INSTRUCTIONS TO FOLLOW:
Would you retype all of these records exactly?

* * * * *

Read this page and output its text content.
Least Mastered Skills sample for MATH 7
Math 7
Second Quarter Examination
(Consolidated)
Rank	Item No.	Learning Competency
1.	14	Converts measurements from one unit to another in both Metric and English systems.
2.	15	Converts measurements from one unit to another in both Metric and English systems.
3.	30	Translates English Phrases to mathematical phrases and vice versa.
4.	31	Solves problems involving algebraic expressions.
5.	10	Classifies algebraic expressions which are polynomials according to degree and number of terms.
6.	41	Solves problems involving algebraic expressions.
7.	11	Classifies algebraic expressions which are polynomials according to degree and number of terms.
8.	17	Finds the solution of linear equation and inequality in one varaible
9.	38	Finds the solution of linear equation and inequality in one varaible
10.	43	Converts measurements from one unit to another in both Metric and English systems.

* * * * *

REPLY TO THE EXERCISE:
Read this page and output its text content.
Least Mastered Skills sample for MATH 7
Math 7
Second Quarter Examination
(Consolidated)
Rank	Item No.	Learning Competency
1.	14	Converts measurements from one unit to another in both Metric and English systems.
2.	15	Converts measurements from one unit to another in both Metric and English systems.
3.	30	Translates English Phrases to mathematical phrases and vice versa.
4.	31	Solves problems involving algebraic expressions.
5.	10	Classifies algebraic expressions which are polynomials according to degree and number of terms.
6.	41	Solves problems involving algebraic expressions.
7.	11	Classifies algebraic expressions which are polynomials according to degree and number of terms.
8.	17	Finds the solution of linear equation and inequality in one varaible
9.	38	Finds the solution of linear equation and inequality in one varaible
10.	43	Converts measurements from one unit to another in both Metric and English systems.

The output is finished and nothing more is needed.